• **THE REQUEST**: Return each line of the listing below that contains the string "price". Case matters.

• **RECORDS TO PROCESS**:
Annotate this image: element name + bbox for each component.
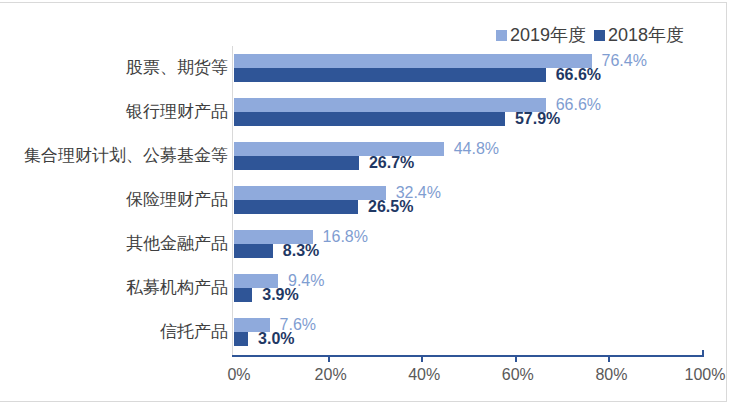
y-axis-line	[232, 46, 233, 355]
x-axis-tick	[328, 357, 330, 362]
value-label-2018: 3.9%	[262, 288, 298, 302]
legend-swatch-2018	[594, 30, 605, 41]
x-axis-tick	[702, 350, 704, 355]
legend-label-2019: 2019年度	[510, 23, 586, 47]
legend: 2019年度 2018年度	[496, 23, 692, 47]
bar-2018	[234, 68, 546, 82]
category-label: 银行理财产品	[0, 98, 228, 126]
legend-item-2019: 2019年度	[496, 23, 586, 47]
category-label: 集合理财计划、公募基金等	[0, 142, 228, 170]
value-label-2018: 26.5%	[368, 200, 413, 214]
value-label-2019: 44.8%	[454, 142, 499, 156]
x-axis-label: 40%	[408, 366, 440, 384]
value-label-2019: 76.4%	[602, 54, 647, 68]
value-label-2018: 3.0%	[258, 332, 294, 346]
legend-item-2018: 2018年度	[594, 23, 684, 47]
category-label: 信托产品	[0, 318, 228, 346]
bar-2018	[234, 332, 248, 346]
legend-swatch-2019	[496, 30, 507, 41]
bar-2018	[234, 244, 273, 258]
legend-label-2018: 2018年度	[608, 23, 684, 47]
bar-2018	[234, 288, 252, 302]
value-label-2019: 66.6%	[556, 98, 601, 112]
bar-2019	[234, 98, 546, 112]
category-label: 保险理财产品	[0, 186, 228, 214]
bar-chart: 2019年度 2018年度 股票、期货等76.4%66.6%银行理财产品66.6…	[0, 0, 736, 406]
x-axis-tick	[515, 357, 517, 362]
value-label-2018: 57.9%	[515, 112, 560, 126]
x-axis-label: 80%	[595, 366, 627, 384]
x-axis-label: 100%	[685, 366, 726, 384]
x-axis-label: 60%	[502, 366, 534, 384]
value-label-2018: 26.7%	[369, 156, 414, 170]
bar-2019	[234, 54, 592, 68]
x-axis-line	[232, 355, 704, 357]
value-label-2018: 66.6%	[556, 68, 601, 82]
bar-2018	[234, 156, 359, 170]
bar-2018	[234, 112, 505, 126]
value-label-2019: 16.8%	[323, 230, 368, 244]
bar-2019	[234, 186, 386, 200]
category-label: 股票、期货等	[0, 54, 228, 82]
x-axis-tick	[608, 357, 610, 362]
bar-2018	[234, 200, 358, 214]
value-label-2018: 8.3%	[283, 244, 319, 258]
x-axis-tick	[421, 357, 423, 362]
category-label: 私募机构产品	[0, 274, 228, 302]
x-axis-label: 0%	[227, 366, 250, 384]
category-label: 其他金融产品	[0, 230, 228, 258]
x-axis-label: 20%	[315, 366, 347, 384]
---
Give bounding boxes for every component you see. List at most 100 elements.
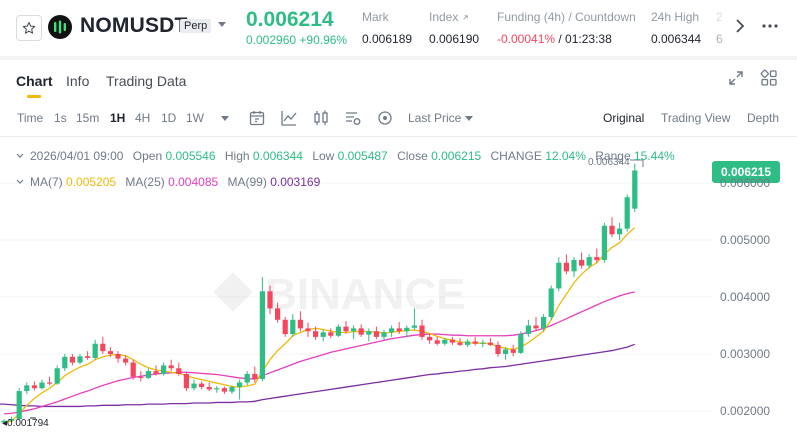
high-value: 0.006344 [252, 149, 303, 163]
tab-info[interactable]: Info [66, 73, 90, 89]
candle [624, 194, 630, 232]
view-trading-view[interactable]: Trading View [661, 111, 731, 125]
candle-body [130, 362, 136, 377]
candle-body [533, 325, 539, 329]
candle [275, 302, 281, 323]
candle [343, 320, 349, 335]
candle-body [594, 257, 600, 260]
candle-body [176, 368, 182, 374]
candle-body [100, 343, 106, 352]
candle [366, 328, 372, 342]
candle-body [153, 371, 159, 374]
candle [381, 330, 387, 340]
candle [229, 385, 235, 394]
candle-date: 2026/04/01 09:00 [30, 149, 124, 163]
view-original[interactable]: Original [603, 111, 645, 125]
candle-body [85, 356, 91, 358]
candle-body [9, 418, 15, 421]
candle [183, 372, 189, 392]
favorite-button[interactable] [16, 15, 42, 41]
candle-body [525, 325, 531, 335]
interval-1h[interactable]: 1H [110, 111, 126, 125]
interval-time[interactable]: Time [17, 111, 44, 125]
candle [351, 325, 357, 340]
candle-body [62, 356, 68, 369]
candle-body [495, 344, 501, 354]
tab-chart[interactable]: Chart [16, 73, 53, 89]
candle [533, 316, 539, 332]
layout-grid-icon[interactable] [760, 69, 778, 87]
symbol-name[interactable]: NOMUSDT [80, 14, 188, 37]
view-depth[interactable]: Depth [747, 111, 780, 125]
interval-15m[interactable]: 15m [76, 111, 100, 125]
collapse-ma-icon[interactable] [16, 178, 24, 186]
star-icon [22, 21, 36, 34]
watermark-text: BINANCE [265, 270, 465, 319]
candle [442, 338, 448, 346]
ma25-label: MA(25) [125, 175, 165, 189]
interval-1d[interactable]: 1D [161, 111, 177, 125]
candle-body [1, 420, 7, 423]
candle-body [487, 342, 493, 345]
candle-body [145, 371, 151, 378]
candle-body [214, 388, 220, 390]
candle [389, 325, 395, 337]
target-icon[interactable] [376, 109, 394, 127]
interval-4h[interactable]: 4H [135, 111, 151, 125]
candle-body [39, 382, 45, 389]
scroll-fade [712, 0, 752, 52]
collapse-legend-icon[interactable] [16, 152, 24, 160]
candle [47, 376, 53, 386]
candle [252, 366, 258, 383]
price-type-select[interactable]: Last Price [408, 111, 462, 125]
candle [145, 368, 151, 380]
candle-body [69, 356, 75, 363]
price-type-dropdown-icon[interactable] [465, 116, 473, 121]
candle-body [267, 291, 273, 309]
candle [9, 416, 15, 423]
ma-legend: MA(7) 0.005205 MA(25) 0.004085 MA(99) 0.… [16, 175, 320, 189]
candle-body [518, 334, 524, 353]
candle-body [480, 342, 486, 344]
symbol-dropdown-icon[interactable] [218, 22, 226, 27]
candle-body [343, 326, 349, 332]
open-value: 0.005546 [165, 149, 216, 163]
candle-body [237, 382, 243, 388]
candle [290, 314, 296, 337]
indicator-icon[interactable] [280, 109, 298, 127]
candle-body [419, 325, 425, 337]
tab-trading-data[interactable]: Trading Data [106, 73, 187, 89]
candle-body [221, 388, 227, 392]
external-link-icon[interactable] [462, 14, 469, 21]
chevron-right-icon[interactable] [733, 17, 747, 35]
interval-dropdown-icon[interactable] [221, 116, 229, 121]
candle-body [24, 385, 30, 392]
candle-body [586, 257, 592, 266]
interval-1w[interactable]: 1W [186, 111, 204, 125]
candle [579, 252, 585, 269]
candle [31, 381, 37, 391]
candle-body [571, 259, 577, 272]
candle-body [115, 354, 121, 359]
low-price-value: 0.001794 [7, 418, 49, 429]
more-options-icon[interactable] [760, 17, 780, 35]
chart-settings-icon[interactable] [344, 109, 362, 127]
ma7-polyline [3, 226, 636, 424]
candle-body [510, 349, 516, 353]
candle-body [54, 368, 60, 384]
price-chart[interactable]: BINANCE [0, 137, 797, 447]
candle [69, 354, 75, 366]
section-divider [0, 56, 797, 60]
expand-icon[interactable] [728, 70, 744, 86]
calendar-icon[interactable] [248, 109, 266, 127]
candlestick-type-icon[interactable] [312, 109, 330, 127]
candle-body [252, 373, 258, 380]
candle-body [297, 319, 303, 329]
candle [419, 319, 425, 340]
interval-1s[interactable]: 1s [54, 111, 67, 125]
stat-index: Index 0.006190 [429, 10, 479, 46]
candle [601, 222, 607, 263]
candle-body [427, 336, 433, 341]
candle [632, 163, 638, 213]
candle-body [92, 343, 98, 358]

• **RESPONSE TO THIS TASK**:
price-type-select[interactable]: Last Price [408, 111, 462, 125]
price-type-dropdown-icon[interactable] [465, 116, 473, 121]
low-price-value: 0.001794 [7, 418, 49, 429]
price-chart[interactable]: BINANCE [0, 137, 797, 447]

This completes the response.